What you are asked to do:
Make a verbatim copy of the entries below; pictures stay out.

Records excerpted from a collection
_ _ _ _ _ _ _

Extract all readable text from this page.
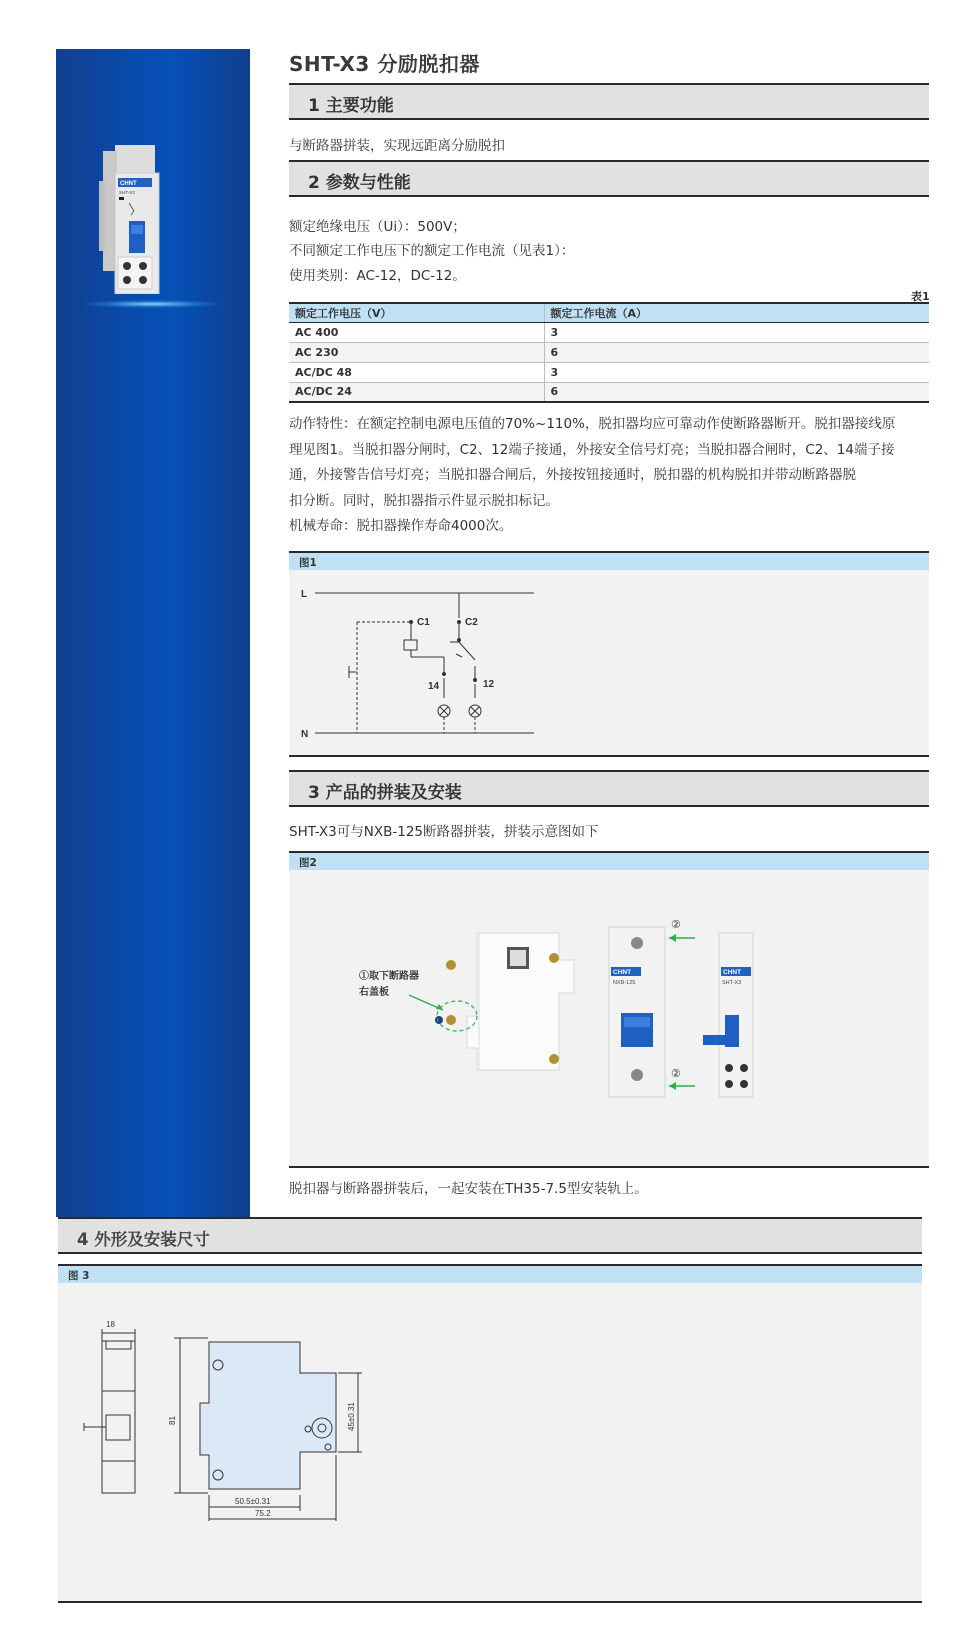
CHNT
SHT-X3
SHT-X3 分励脱扣器
1 主要功能
与断路器拼装，实现远距离分励脱扣
2 参数与性能
额定绝缘电压（Ui）：500V；
不同额定工作电压下的额定工作电流（见表1）：
使用类别：AC-12，DC-12。
表1
额定工作电压（V）	额定工作电流（A）
AC 400	3
AC 230	6
AC/DC 48	3
AC/DC 24	6
动作特性：在额定控制电源电压值的70%~110%，脱扣器均应可靠动作使断路器断开。脱扣器接线原
理见图1。当脱扣器分闸时，C2、12端子接通，外接安全信号灯亮；当脱扣器合闸时，C2、14端子接
通，外接警告信号灯亮；当脱扣器合闸后，外接按钮接通时，脱扣器的机构脱扣并带动断路器脱
扣分断。同时，脱扣器指示件显示脱扣标记。
机械寿命：脱扣器操作寿命4000次。
图1
L
N
C1	C2
14	12
3 产品的拼装及安装
SHT-X3可与NXB-125断路器拼装，拼装示意图如下
图2
①取下断路器
右盖板
CHNT
NXB-125
CHNT
SHT-X3
②
②
脱扣器与断路器拼装后，一起安装在TH35-7.5型安装轨上。
4 外形及安装尺寸
图 3
18
81	45±0.31
50.5±0.31
75.2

_ _ _ _ _ _ _

Result for this task:
Extract all readable text from this page.
CHNT
SHT-X3
SHT-X3 分励脱扣器
1 主要功能
与断路器拼装，实现远距离分励脱扣
2 参数与性能
额定绝缘电压（Ui）：500V；
不同额定工作电压下的额定工作电流（见表1）：
使用类别：AC-12，DC-12。
表1
额定工作电压（V）	额定工作电流（A）
AC 400	3
AC 230	6
AC/DC 48	3
AC/DC 24	6
动作特性：在额定控制电源电压值的70%~110%，脱扣器均应可靠动作使断路器断开。脱扣器接线原
理见图1。当脱扣器分闸时，C2、12端子接通，外接安全信号灯亮；当脱扣器合闸时，C2、14端子接
通，外接警告信号灯亮；当脱扣器合闸后，外接按钮接通时，脱扣器的机构脱扣并带动断路器脱
扣分断。同时，脱扣器指示件显示脱扣标记。
机械寿命：脱扣器操作寿命4000次。
图1
L
N
C1	C2
14	12
3 产品的拼装及安装
SHT-X3可与NXB-125断路器拼装，拼装示意图如下
图2
①取下断路器
右盖板
CHNT
NXB-125
CHNT
SHT-X3
②
②
脱扣器与断路器拼装后，一起安装在TH35-7.5型安装轨上。
4 外形及安装尺寸
图 3
18
81	45±0.31
50.5±0.31
75.2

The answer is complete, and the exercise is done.